→ **Objective**
Filter the records below and copy every line containing the word "ffffff".

⟨

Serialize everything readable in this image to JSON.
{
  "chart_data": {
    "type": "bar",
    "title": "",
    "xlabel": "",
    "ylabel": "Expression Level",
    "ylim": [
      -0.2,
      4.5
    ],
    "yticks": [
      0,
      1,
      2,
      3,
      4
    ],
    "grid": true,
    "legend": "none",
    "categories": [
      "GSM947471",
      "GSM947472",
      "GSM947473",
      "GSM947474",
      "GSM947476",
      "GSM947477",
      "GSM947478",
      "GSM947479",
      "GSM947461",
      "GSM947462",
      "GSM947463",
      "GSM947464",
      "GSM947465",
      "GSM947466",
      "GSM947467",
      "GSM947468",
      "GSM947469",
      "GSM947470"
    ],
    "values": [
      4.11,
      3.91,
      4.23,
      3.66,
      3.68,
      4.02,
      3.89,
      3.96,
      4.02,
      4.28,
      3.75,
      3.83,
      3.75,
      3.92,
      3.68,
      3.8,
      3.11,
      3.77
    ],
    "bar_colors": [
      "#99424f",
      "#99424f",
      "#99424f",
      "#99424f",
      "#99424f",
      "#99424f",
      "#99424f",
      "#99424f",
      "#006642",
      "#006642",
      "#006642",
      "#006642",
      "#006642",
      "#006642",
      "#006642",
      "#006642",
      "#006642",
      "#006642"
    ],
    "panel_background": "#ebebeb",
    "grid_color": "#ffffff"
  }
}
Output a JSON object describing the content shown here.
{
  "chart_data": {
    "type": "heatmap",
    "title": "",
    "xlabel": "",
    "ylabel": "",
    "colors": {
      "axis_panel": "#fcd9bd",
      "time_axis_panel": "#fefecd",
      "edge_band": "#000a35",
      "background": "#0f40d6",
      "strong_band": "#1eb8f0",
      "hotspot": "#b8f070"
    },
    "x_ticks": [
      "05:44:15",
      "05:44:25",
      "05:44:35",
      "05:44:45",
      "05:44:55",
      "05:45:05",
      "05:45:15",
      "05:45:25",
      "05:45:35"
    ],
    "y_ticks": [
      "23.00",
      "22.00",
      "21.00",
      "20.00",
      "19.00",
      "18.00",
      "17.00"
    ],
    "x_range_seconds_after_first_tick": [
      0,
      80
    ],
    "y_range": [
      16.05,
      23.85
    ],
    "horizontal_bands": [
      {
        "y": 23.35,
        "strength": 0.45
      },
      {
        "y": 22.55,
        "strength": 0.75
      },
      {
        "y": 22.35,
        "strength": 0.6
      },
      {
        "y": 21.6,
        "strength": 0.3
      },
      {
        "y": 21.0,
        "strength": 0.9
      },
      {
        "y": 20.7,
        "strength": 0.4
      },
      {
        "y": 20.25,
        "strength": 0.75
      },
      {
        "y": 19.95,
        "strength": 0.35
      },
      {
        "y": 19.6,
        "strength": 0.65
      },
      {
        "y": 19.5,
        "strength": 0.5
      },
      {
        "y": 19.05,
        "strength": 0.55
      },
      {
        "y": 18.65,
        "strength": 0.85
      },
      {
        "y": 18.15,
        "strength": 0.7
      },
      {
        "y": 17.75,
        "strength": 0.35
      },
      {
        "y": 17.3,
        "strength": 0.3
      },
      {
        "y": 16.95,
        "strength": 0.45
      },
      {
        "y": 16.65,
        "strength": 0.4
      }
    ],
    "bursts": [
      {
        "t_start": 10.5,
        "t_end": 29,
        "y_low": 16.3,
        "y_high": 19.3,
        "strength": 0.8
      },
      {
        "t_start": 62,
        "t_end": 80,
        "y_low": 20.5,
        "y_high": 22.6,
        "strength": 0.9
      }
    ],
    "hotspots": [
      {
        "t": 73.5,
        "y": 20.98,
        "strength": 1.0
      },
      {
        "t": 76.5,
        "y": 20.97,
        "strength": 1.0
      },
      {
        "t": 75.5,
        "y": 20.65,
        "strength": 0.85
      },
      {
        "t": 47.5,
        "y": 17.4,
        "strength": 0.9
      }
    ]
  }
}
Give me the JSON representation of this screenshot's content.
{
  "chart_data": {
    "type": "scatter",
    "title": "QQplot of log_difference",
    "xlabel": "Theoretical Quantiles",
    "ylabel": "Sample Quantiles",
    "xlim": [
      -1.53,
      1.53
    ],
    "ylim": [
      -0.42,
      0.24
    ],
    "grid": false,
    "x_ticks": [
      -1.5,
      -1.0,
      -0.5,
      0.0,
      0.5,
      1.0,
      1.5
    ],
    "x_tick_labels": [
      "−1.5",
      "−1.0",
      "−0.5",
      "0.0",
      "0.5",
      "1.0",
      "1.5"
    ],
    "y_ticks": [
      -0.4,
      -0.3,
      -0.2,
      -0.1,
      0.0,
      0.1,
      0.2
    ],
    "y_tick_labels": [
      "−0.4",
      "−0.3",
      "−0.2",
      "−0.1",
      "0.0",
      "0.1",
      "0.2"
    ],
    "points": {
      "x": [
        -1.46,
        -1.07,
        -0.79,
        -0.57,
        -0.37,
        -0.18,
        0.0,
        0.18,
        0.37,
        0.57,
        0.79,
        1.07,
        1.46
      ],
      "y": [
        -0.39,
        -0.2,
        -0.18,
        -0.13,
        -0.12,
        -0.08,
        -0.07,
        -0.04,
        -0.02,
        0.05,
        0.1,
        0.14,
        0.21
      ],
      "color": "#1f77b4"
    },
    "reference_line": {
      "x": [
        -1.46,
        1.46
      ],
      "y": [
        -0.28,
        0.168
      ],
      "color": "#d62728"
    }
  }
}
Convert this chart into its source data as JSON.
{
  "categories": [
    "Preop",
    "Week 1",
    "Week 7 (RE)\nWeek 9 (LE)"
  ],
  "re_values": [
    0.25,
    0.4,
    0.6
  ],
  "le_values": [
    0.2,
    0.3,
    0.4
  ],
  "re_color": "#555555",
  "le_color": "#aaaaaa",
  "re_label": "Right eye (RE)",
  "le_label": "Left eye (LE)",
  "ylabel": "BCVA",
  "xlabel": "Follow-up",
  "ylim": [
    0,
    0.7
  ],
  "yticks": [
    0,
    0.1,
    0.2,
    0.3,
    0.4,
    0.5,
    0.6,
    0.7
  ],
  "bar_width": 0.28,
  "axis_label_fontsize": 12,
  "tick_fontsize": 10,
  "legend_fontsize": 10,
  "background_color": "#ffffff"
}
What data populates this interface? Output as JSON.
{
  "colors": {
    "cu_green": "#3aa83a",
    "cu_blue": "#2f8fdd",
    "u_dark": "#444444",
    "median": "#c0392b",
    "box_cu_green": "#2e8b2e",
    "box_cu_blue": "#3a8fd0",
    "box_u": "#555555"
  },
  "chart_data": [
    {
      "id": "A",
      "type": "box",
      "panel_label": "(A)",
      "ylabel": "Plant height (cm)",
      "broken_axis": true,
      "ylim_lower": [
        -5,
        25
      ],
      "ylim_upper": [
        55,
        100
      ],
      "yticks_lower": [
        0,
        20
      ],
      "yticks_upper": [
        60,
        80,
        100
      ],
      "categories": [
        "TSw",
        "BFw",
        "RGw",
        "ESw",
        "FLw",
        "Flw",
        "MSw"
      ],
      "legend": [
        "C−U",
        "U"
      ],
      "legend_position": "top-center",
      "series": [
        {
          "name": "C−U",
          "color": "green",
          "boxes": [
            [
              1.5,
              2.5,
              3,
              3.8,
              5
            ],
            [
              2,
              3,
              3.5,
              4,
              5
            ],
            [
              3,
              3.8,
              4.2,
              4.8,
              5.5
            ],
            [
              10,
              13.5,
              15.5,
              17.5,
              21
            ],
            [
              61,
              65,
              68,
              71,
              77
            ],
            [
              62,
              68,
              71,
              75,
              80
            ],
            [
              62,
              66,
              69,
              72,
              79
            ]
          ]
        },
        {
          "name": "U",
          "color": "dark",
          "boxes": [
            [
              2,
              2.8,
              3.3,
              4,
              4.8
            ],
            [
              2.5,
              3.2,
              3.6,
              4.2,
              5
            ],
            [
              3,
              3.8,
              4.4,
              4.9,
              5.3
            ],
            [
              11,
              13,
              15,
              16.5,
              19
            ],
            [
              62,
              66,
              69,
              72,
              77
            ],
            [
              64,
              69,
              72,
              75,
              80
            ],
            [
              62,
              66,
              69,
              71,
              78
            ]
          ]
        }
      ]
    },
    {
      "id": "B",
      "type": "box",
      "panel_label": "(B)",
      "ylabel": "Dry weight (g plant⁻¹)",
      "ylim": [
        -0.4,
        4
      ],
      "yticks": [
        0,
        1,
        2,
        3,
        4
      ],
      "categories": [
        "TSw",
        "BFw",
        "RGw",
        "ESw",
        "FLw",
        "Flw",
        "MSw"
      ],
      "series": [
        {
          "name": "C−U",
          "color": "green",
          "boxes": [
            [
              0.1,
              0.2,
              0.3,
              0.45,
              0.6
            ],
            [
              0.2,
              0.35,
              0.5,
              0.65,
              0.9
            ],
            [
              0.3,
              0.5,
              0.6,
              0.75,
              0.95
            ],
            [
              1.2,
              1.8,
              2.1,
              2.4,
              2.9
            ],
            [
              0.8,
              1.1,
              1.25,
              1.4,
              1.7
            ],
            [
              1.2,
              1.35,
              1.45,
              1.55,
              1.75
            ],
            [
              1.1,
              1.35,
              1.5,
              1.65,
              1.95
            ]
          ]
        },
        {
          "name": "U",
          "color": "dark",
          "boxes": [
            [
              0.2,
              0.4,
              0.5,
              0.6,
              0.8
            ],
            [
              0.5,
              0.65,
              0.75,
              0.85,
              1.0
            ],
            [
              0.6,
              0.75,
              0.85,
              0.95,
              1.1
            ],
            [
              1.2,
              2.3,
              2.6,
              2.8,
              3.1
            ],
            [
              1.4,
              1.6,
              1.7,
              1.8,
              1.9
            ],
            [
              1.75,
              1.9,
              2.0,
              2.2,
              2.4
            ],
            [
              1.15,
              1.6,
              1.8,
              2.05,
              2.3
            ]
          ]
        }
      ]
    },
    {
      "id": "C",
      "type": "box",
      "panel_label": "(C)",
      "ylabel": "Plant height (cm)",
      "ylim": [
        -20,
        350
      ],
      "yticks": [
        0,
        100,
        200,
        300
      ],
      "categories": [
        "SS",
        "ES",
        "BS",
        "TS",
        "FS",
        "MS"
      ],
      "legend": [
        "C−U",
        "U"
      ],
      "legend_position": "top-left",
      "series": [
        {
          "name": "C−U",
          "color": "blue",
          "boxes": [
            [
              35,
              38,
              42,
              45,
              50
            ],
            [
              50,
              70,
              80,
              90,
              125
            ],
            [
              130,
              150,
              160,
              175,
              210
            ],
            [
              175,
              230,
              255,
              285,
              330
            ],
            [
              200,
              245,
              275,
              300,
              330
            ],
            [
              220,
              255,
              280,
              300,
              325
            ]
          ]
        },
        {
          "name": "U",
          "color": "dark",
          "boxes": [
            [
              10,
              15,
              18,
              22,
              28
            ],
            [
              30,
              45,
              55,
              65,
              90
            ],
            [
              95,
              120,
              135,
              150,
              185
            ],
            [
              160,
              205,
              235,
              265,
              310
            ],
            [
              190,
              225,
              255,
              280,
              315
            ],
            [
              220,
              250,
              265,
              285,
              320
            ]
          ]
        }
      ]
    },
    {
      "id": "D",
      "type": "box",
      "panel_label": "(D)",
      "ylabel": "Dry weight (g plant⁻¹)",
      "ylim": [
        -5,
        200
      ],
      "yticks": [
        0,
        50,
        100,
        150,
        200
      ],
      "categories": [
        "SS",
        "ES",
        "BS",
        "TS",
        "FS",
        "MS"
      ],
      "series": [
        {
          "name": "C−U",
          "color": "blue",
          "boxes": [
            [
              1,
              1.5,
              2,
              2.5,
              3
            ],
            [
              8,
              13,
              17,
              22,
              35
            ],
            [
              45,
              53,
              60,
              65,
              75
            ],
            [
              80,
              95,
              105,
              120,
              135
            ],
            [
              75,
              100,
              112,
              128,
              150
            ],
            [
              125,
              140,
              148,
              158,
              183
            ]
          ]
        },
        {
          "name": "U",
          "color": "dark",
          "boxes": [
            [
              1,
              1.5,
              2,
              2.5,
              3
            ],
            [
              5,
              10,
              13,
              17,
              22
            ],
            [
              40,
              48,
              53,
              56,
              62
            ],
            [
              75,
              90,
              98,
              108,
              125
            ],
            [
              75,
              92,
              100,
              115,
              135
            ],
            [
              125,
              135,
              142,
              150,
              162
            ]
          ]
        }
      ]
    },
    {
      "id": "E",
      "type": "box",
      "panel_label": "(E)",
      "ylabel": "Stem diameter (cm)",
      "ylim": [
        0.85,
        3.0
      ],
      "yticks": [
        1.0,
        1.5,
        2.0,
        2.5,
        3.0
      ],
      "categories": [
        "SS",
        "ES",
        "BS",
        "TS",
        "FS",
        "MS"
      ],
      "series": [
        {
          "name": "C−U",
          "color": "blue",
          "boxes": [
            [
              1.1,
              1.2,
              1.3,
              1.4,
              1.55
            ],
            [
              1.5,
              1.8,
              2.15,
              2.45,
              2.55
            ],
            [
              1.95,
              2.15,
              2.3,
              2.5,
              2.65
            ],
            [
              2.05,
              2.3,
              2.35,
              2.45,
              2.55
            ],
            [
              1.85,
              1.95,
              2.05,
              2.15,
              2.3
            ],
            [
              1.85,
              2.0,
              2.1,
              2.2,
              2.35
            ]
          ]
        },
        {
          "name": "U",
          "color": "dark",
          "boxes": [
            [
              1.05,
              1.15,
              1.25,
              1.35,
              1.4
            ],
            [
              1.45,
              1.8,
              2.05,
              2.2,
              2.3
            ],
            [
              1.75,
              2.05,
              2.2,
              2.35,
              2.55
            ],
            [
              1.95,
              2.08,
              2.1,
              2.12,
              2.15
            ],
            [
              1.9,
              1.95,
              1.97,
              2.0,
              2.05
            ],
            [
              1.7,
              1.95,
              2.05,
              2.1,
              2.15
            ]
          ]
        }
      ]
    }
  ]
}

⟩

→ **Output**
    "grid_color": "#ffffff"
  "background_color": "#ffffff"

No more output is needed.